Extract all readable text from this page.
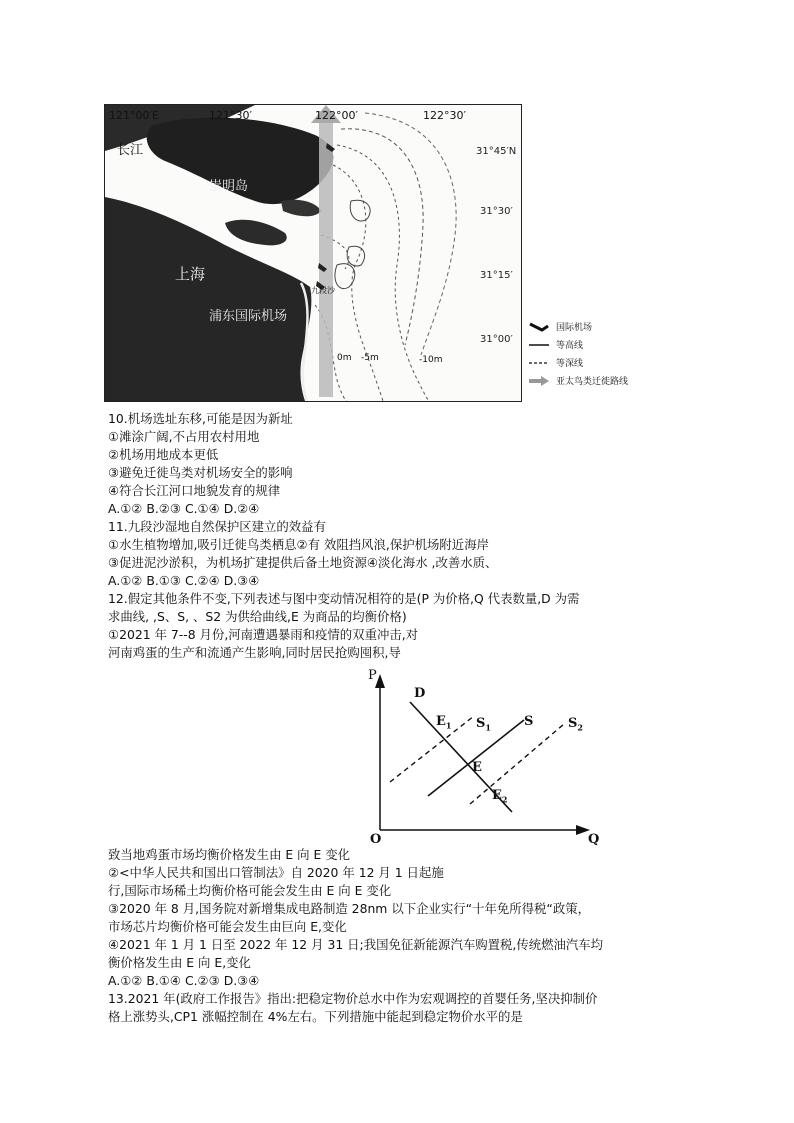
121°00′E	121°30′	122°00′	122°30′
长江
崇明岛
上海
浦东国际机场
九段沙
0m -5m	-10m
31°45′N
31°30′
31°15′
31°00′
国际机场
等高线
等深线
亚太鸟类迁徙路线
10.机场选址东移,可能是因为新址
①滩涂广阔,不占用农村用地
②机场用地成本更低
③避免迁徙鸟类对机场安全的影响
④符合长江河口地貌发育的规律
A.①② B.②③ C.①④ D.②④
11.九段沙湿地自然保护区建立的效益有
①水生植物增加,吸引迁徙鸟类栖息②有 效阻挡风浪,保护机场附近海岸
③促进泥沙淤积，为机场扩建提供后备土地资源④淡化海水 ,改善水质、
A.①② B.①③ C.②④ D.③④
12.假定其他条件不变,下列表述与图中变动情况相符的是(P 为价格,Q 代表数量,D 为需
求曲线, ,S、S, 、S2 为供给曲线,E 为商品的均衡价格)
①2021 年 7--8 月份,河南遭遇暴雨和疫情的双重冲击,对
河南鸡蛋的生产和流通产生影响,同时居民抢购囤积,导
P
Q
O
D
$E_1$ $S_1$	S	$S_2$
E
$E_2$
致当地鸡蛋市场均衡价格发生由 E 向 E 变化
②<中华人民共和国出口管制法》自 2020 年 12 月 1 日起施
行,国际市场稀土均衡价格可能会发生由 E 向 E 变化
③2020 年 8 月,国务院对新增集成电路制造 28nm 以下企业实行“十年免所得税“政策，
市场芯片均衡价格可能会发生由巨向 E,变化
④2021 年 1 月 1 日至 2022 年 12 月 31 日;我国免征新能源汽车购置税,传统燃油汽车均
衡价格发生由 E 向 E,变化
A.①② B.①④ C.②③ D.③④
13.2021 年(政府工作报告》指出:把稳定物价总水中作为宏观调控的首婴任务,坚决抑制价
格上涨势头,CP1 涨幅控制在 4%左右。下列措施中能起到稳定物价水平的是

> **Objective**: Copy the material above exactly and drop the pictures.

> **Problem solution**:
Extract all readable text from this page.
121°00′E	121°30′	122°00′	122°30′
长江
崇明岛
上海
浦东国际机场
九段沙
0m -5m	-10m
31°45′N
31°30′
31°15′
31°00′
国际机场
等高线
等深线
亚太鸟类迁徙路线
10.机场选址东移,可能是因为新址
①滩涂广阔,不占用农村用地
②机场用地成本更低
③避免迁徙鸟类对机场安全的影响
④符合长江河口地貌发育的规律
A.①② B.②③ C.①④ D.②④
11.九段沙湿地自然保护区建立的效益有
①水生植物增加,吸引迁徙鸟类栖息②有 效阻挡风浪,保护机场附近海岸
③促进泥沙淤积，为机场扩建提供后备土地资源④淡化海水 ,改善水质、
A.①② B.①③ C.②④ D.③④
12.假定其他条件不变,下列表述与图中变动情况相符的是(P 为价格,Q 代表数量,D 为需
求曲线, ,S、S, 、S2 为供给曲线,E 为商品的均衡价格)
①2021 年 7--8 月份,河南遭遇暴雨和疫情的双重冲击,对
河南鸡蛋的生产和流通产生影响,同时居民抢购囤积,导
P
Q
O
D
$E_1$ $S_1$	S	$S_2$
E
$E_2$
致当地鸡蛋市场均衡价格发生由 E 向 E 变化
②<中华人民共和国出口管制法》自 2020 年 12 月 1 日起施
行,国际市场稀土均衡价格可能会发生由 E 向 E 变化
③2020 年 8 月,国务院对新增集成电路制造 28nm 以下企业实行“十年免所得税“政策，
市场芯片均衡价格可能会发生由巨向 E,变化
④2021 年 1 月 1 日至 2022 年 12 月 31 日;我国免征新能源汽车购置税,传统燃油汽车均
衡价格发生由 E 向 E,变化
A.①② B.①④ C.②③ D.③④
13.2021 年(政府工作报告》指出:把稳定物价总水中作为宏观调控的首婴任务,坚决抑制价
格上涨势头,CP1 涨幅控制在 4%左右。下列措施中能起到稳定物价水平的是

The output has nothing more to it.